*EXERCISE GOAL*
From the material below, list every line containing "Vehicle".

>> start MATERIAL FOR THE TASK

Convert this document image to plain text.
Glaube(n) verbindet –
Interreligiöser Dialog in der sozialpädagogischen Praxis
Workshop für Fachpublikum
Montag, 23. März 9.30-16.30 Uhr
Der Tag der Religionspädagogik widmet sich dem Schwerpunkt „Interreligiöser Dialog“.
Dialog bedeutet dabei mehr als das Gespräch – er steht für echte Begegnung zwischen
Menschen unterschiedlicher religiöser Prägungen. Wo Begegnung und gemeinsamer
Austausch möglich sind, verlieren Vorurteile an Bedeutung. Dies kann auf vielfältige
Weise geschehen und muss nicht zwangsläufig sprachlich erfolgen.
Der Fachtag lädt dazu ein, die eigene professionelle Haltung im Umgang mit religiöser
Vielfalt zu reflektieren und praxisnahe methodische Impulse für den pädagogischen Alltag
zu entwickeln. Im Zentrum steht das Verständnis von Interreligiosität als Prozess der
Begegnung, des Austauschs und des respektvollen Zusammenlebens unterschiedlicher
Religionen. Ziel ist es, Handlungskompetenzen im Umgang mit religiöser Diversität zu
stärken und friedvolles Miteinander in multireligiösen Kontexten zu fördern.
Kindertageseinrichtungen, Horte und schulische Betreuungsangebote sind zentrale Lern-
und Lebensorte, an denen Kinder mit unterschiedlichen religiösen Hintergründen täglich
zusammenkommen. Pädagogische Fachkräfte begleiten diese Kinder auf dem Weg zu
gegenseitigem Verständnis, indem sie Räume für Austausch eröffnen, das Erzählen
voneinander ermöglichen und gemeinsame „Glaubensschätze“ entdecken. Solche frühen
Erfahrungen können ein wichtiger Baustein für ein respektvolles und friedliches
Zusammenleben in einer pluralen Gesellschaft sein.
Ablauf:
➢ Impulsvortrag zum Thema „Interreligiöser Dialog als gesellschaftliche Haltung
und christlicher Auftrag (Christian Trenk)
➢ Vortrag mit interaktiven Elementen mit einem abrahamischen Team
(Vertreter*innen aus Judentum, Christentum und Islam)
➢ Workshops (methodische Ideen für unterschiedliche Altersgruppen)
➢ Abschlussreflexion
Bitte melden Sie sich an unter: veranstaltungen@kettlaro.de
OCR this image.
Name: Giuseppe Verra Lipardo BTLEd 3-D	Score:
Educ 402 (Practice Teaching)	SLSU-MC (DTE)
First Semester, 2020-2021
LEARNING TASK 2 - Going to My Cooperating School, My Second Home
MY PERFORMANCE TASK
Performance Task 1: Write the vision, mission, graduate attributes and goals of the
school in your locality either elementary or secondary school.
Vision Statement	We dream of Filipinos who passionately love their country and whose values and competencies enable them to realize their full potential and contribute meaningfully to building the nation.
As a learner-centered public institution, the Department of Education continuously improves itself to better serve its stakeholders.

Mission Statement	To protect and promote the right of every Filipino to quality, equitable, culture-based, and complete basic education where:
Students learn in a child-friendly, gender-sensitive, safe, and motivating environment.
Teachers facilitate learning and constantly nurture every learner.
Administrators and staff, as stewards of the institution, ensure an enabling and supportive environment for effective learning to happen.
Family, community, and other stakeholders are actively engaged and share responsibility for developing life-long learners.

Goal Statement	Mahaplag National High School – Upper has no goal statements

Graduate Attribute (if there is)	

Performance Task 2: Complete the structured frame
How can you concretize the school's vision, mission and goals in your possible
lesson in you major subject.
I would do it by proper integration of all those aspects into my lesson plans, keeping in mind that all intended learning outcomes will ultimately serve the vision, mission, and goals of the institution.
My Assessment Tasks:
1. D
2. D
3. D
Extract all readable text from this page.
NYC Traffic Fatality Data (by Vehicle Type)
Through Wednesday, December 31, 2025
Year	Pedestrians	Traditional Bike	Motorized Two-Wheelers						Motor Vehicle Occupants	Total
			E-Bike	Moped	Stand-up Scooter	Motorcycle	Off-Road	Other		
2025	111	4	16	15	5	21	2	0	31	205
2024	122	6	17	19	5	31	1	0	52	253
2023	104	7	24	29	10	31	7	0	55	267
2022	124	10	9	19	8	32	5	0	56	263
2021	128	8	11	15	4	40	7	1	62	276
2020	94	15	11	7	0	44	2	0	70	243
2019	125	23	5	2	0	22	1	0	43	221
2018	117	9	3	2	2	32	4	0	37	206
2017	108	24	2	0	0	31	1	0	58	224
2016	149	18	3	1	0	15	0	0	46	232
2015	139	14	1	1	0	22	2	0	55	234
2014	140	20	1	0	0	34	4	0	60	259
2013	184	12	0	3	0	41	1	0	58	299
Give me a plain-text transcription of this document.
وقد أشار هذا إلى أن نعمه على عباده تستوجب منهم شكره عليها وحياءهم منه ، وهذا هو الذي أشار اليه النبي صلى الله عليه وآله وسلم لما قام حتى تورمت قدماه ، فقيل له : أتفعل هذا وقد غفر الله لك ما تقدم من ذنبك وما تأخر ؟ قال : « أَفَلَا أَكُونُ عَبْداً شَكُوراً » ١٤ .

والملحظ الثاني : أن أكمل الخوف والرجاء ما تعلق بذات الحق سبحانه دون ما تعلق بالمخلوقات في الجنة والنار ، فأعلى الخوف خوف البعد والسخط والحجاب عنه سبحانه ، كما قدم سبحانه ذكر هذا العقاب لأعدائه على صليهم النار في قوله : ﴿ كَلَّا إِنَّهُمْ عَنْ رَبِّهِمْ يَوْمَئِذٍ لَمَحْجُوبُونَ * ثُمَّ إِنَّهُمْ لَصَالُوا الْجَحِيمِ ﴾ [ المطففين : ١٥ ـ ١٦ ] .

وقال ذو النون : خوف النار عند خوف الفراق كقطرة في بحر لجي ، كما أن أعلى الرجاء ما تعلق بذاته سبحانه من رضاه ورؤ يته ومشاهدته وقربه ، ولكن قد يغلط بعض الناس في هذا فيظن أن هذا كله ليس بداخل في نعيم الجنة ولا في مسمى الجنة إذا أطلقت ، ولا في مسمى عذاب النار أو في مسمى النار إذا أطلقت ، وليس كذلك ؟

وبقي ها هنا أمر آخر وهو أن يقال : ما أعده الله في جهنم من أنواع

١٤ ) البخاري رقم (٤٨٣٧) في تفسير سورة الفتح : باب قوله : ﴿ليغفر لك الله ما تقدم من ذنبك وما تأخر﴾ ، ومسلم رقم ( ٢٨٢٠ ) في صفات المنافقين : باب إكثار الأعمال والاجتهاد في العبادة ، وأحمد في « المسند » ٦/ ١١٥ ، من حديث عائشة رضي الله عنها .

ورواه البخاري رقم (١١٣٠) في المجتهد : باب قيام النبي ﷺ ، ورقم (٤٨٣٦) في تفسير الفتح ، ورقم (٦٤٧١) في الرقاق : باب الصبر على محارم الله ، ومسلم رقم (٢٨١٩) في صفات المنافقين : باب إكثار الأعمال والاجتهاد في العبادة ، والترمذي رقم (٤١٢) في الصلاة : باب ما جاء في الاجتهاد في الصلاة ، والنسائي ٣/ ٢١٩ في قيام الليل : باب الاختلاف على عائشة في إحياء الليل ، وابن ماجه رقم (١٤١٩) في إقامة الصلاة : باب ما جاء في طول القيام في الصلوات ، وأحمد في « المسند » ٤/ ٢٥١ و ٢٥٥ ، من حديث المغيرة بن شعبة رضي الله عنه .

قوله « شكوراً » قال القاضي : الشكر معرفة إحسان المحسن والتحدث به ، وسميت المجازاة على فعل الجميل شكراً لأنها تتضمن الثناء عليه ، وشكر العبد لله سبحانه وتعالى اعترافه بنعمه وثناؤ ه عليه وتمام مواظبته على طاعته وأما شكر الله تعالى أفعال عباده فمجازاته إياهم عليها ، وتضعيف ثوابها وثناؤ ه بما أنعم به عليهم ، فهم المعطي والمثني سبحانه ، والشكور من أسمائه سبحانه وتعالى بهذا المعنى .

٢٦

>> end MATERIAL FOR THE TASK

*FINISHED ANSWER*
NYC Traffic Fatality Data (by Vehicle Type)
Year	Pedestrians	Traditional Bike	Motorized Two-Wheelers						Motor Vehicle Occupants	Total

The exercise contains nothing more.